Given request
Show every line in the entries below where the word "xGEOID" appears.

Data provided

▼▼▼

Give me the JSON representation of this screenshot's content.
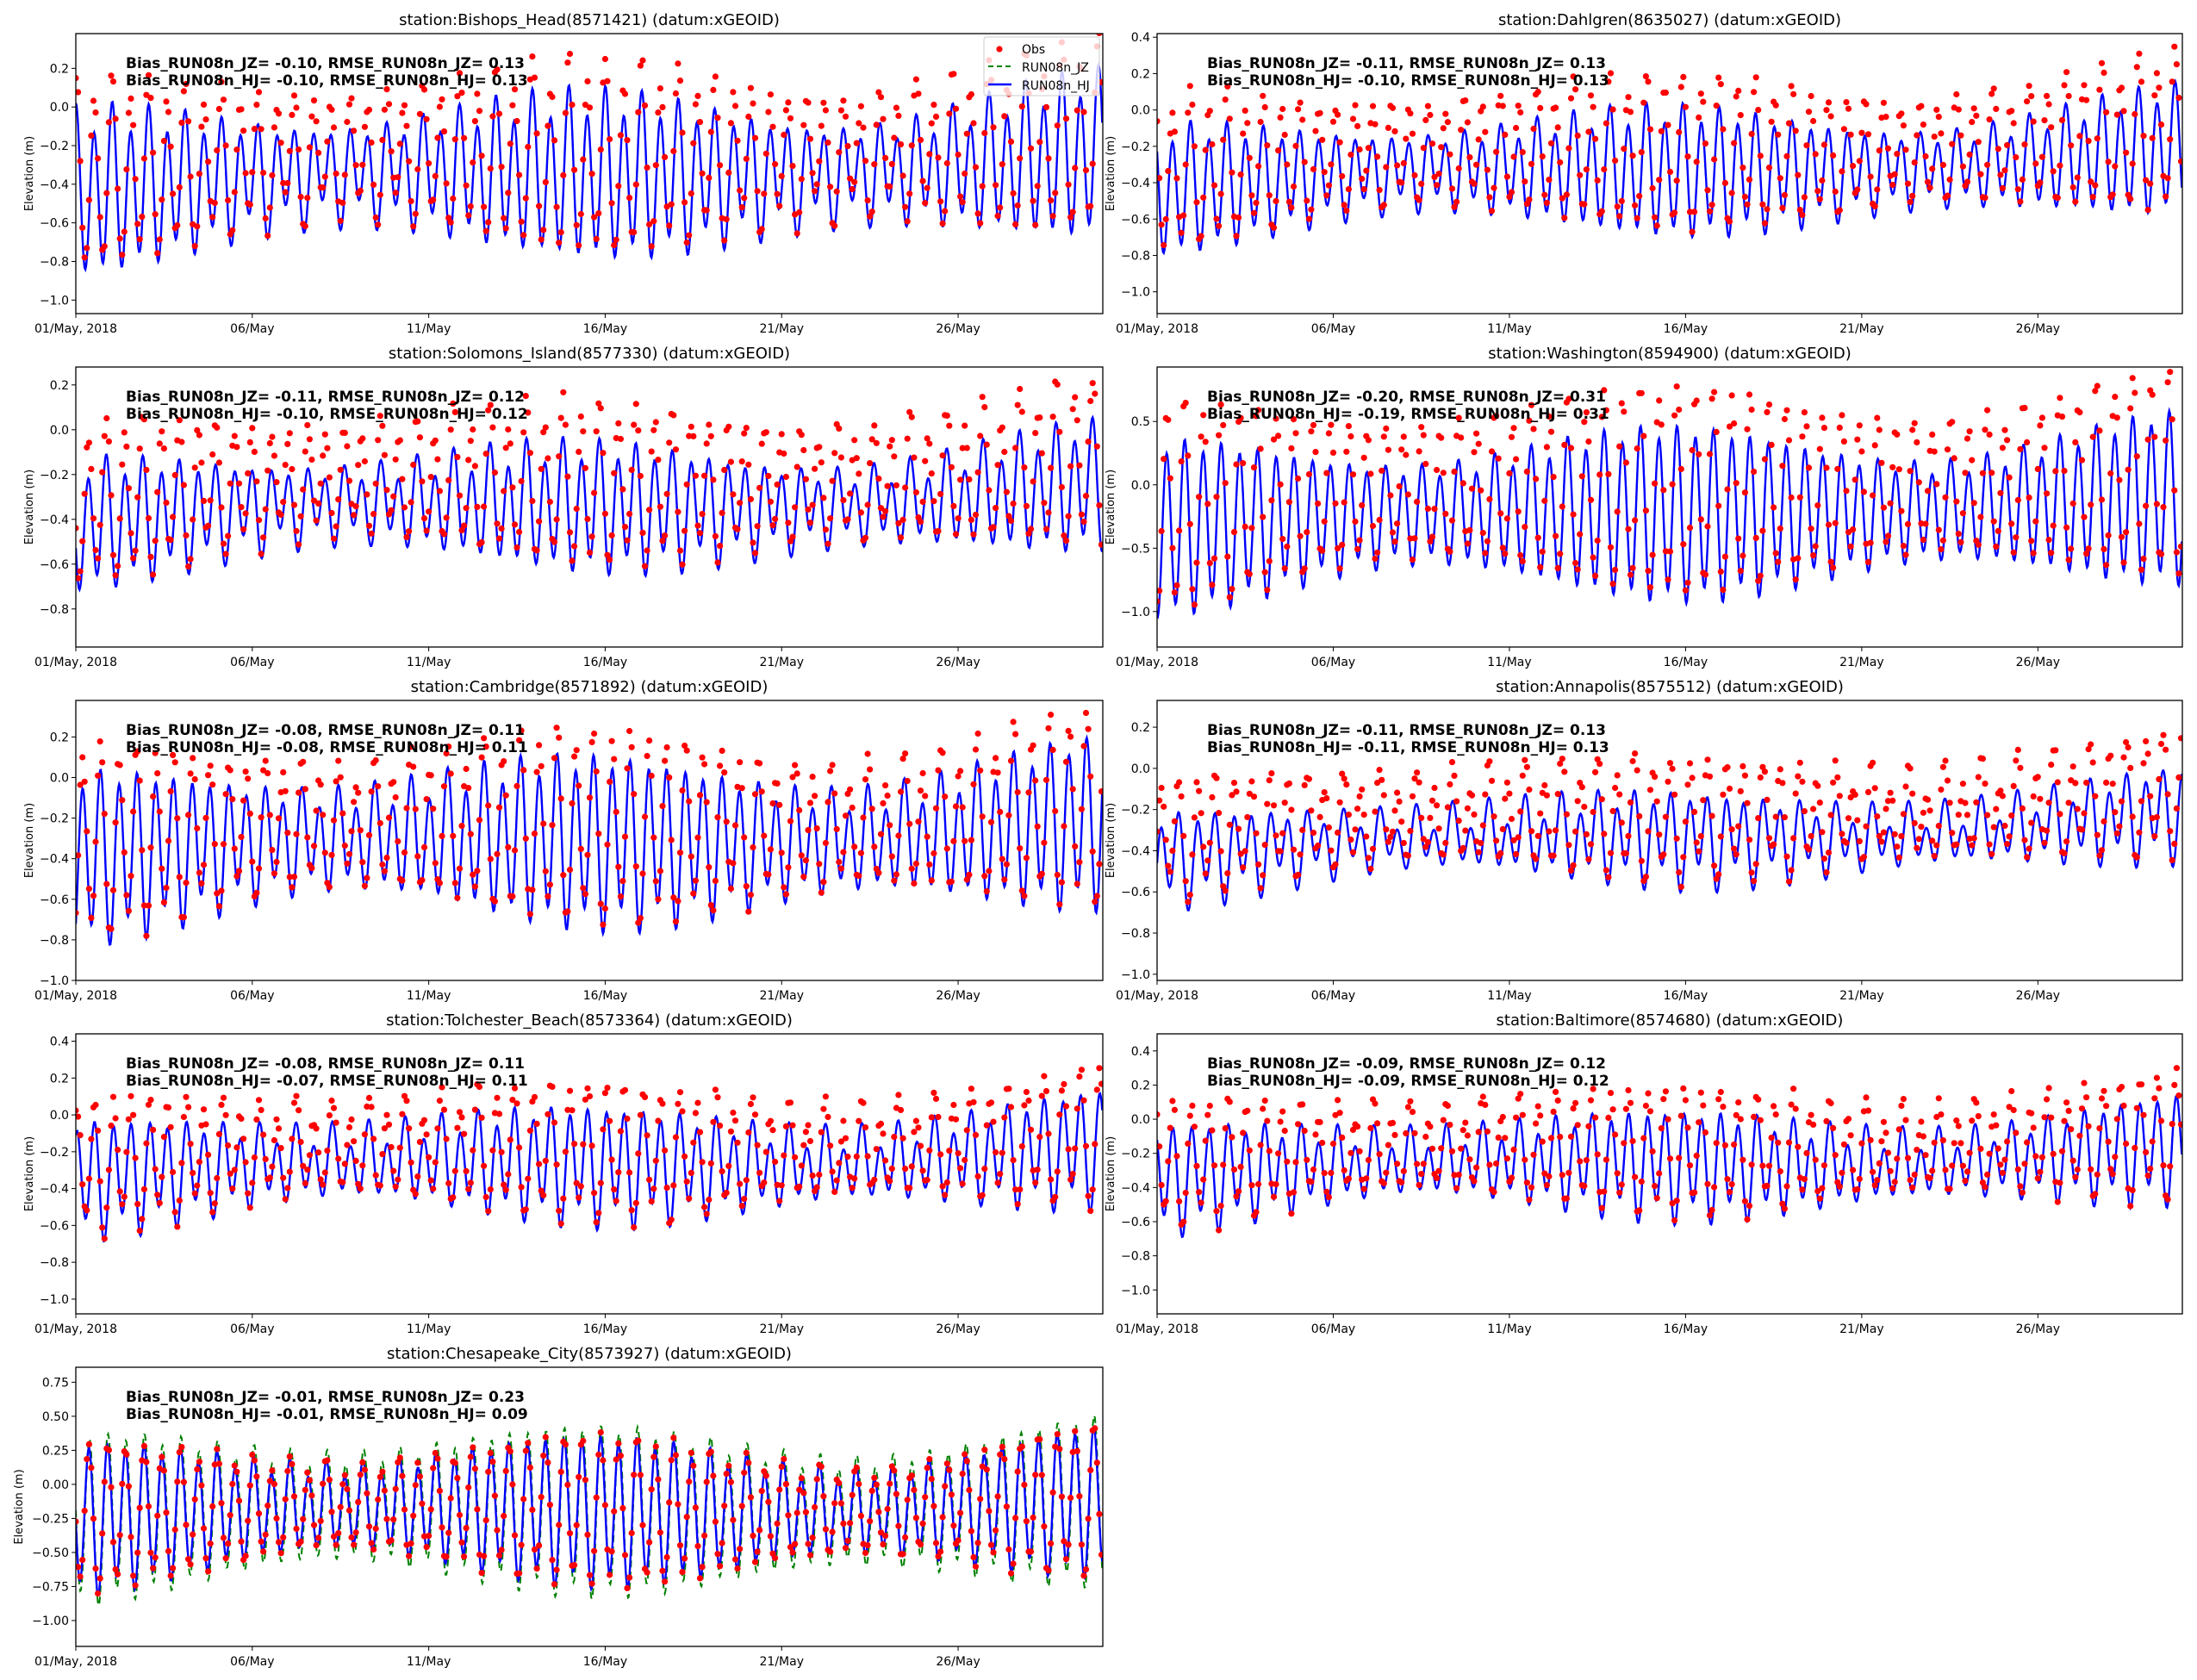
{
  "chart_data": [
    {
      "type": "line",
      "title": "station:Bishops_Head(8571421) (datum:xGEOID)",
      "ylabel": "Elevation (m)",
      "ylim": [
        -1.07,
        0.38
      ],
      "yticks": [
        0.2,
        0.0,
        -0.2,
        -0.4,
        -0.6,
        -0.8,
        -1.0
      ],
      "ytick_labels": [
        "0.2",
        "0.0",
        "−0.2",
        "−0.4",
        "−0.6",
        "−0.8",
        "−1.0"
      ],
      "stats": [
        "Bias_RUN08n_JZ= -0.10, RMSE_RUN08n_JZ=  0.13",
        "Bias_RUN08n_HJ= -0.10, RMSE_RUN08n_HJ=  0.13"
      ],
      "signal": {
        "mean": [
          -0.45,
          -0.25
        ],
        "m2": 0.3,
        "k1": 0.08,
        "obs_bias": 0.1,
        "jz_diff": 0
      }
    },
    {
      "type": "line",
      "title": "station:Dahlgren(8635027) (datum:xGEOID)",
      "ylabel": "Elevation (m)",
      "ylim": [
        -1.12,
        0.42
      ],
      "yticks": [
        0.4,
        0.2,
        0.0,
        -0.2,
        -0.4,
        -0.6,
        -0.8,
        -1.0
      ],
      "ytick_labels": [
        "0.4",
        "0.2",
        "0.0",
        "−0.2",
        "−0.4",
        "−0.6",
        "−0.8",
        "−1.0"
      ],
      "stats": [
        "Bias_RUN08n_JZ= -0.11, RMSE_RUN08n_JZ=  0.13",
        "Bias_RUN08n_HJ= -0.10, RMSE_RUN08n_HJ=  0.13"
      ],
      "signal": {
        "mean": [
          -0.45,
          -0.22
        ],
        "m2": 0.25,
        "k1": 0.06,
        "obs_bias": 0.11,
        "jz_diff": 0
      }
    },
    {
      "type": "line",
      "title": "station:Solomons_Island(8577330) (datum:xGEOID)",
      "ylabel": "Elevation (m)",
      "ylim": [
        -0.97,
        0.28
      ],
      "yticks": [
        0.2,
        0.0,
        -0.2,
        -0.4,
        -0.6,
        -0.8
      ],
      "ytick_labels": [
        "0.2",
        "0.0",
        "−0.2",
        "−0.4",
        "−0.6",
        "−0.8"
      ],
      "stats": [
        "Bias_RUN08n_JZ= -0.11, RMSE_RUN08n_JZ=  0.12",
        "Bias_RUN08n_HJ= -0.10, RMSE_RUN08n_HJ=  0.12"
      ],
      "signal": {
        "mean": [
          -0.43,
          -0.25
        ],
        "m2": 0.2,
        "k1": 0.06,
        "obs_bias": 0.11,
        "jz_diff": 0
      }
    },
    {
      "type": "line",
      "title": "station:Washington(8594900) (datum:xGEOID)",
      "ylabel": "Elevation (m)",
      "ylim": [
        -1.28,
        0.93
      ],
      "yticks": [
        0.5,
        0.0,
        -0.5,
        -1.0
      ],
      "ytick_labels": [
        "0.5",
        "0.0",
        "−0.5",
        "−1.0"
      ],
      "stats": [
        "Bias_RUN08n_JZ= -0.20, RMSE_RUN08n_JZ=  0.31",
        "Bias_RUN08n_HJ= -0.19, RMSE_RUN08n_HJ=  0.31"
      ],
      "signal": {
        "mean": [
          -0.35,
          -0.1
        ],
        "m2": 0.5,
        "k1": 0.07,
        "obs_bias": 0.2,
        "jz_diff": 0
      }
    },
    {
      "type": "line",
      "title": "station:Cambridge(8571892) (datum:xGEOID)",
      "ylabel": "Elevation (m)",
      "ylim": [
        -1.0,
        0.38
      ],
      "yticks": [
        0.2,
        0.0,
        -0.2,
        -0.4,
        -0.6,
        -0.8,
        -1.0
      ],
      "ytick_labels": [
        "0.2",
        "0.0",
        "−0.2",
        "−0.4",
        "−0.6",
        "−0.8",
        "−1.0"
      ],
      "stats": [
        "Bias_RUN08n_JZ= -0.08, RMSE_RUN08n_JZ=  0.11",
        "Bias_RUN08n_HJ= -0.08, RMSE_RUN08n_HJ=  0.11"
      ],
      "signal": {
        "mean": [
          -0.4,
          -0.22
        ],
        "m2": 0.3,
        "k1": 0.07,
        "obs_bias": 0.08,
        "jz_diff": 0
      }
    },
    {
      "type": "line",
      "title": "station:Annapolis(8575512) (datum:xGEOID)",
      "ylabel": "Elevation (m)",
      "ylim": [
        -1.03,
        0.33
      ],
      "yticks": [
        0.2,
        0.0,
        -0.2,
        -0.4,
        -0.6,
        -0.8,
        -1.0
      ],
      "ytick_labels": [
        "0.2",
        "0.0",
        "−0.2",
        "−0.4",
        "−0.6",
        "−0.8",
        "−1.0"
      ],
      "stats": [
        "Bias_RUN08n_JZ= -0.11, RMSE_RUN08n_JZ=  0.13",
        "Bias_RUN08n_HJ= -0.11, RMSE_RUN08n_HJ=  0.13"
      ],
      "signal": {
        "mean": [
          -0.45,
          -0.22
        ],
        "m2": 0.15,
        "k1": 0.07,
        "obs_bias": 0.11,
        "jz_diff": 0
      }
    },
    {
      "type": "line",
      "title": "station:Tolchester_Beach(8573364) (datum:xGEOID)",
      "ylabel": "Elevation (m)",
      "ylim": [
        -1.08,
        0.44
      ],
      "yticks": [
        0.4,
        0.2,
        0.0,
        -0.2,
        -0.4,
        -0.6,
        -0.8,
        -1.0
      ],
      "ytick_labels": [
        "0.4",
        "0.2",
        "0.0",
        "−0.2",
        "−0.4",
        "−0.6",
        "−0.8",
        "−1.0"
      ],
      "stats": [
        "Bias_RUN08n_JZ= -0.08, RMSE_RUN08n_JZ=  0.11",
        "Bias_RUN08n_HJ= -0.07, RMSE_RUN08n_HJ=  0.11"
      ],
      "signal": {
        "mean": [
          -0.35,
          -0.18
        ],
        "m2": 0.22,
        "k1": 0.07,
        "obs_bias": 0.08,
        "jz_diff": 0
      }
    },
    {
      "type": "line",
      "title": "station:Baltimore(8574680) (datum:xGEOID)",
      "ylabel": "Elevation (m)",
      "ylim": [
        -1.14,
        0.5
      ],
      "yticks": [
        0.4,
        0.2,
        0.0,
        -0.2,
        -0.4,
        -0.6,
        -0.8,
        -1.0
      ],
      "ytick_labels": [
        "0.4",
        "0.2",
        "0.0",
        "−0.2",
        "−0.4",
        "−0.6",
        "−0.8",
        "−1.0"
      ],
      "stats": [
        "Bias_RUN08n_JZ= -0.09, RMSE_RUN08n_JZ=  0.12",
        "Bias_RUN08n_HJ= -0.09, RMSE_RUN08n_HJ=  0.12"
      ],
      "signal": {
        "mean": [
          -0.35,
          -0.17
        ],
        "m2": 0.22,
        "k1": 0.07,
        "obs_bias": 0.09,
        "jz_diff": 0
      }
    },
    {
      "type": "line",
      "title": "station:Chesapeake_City(8573927) (datum:xGEOID)",
      "ylabel": "Elevation (m)",
      "ylim": [
        -1.19,
        0.86
      ],
      "yticks": [
        0.75,
        0.5,
        0.25,
        0.0,
        -0.25,
        -0.5,
        -0.75,
        -1.0
      ],
      "ytick_labels": [
        "0.75",
        "0.50",
        "0.25",
        "0.00",
        "−0.25",
        "−0.50",
        "−0.75",
        "−1.00"
      ],
      "stats": [
        "Bias_RUN08n_JZ= -0.01, RMSE_RUN08n_JZ=  0.23",
        "Bias_RUN08n_HJ= -0.01, RMSE_RUN08n_HJ=  0.09"
      ],
      "signal": {
        "mean": [
          -0.25,
          -0.12
        ],
        "m2": 0.4,
        "k1": 0.06,
        "obs_bias": 0.01,
        "jz_diff": 0.12
      }
    }
  ],
  "xaxis": {
    "range_days": [
      0,
      29.1
    ],
    "ticks_days": [
      0,
      5,
      10,
      15,
      20,
      25
    ],
    "tick_labels": [
      "01/May, 2018",
      "06/May",
      "11/May",
      "16/May",
      "21/May",
      "26/May"
    ]
  },
  "legend": {
    "placement": "top-right",
    "entries": [
      "Obs",
      "RUN08n_JZ",
      "RUN08n_HJ"
    ]
  },
  "colors": {
    "obs": "#ff0000",
    "jz": "#008000",
    "hj": "#0000ff"
  }
}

▲▲▲

Answer in full
      "title": "station:Bishops_Head(8571421) (datum:xGEOID)",
      "title": "station:Dahlgren(8635027) (datum:xGEOID)",
      "title": "station:Solomons_Island(8577330) (datum:xGEOID)",
      "title": "station:Washington(8594900) (datum:xGEOID)",
      "title": "station:Cambridge(8571892) (datum:xGEOID)",
      "title": "station:Annapolis(8575512) (datum:xGEOID)",
      "title": "station:Tolchester_Beach(8573364) (datum:xGEOID)",
      "title": "station:Baltimore(8574680) (datum:xGEOID)",
      "title": "station:Chesapeake_City(8573927) (datum:xGEOID)",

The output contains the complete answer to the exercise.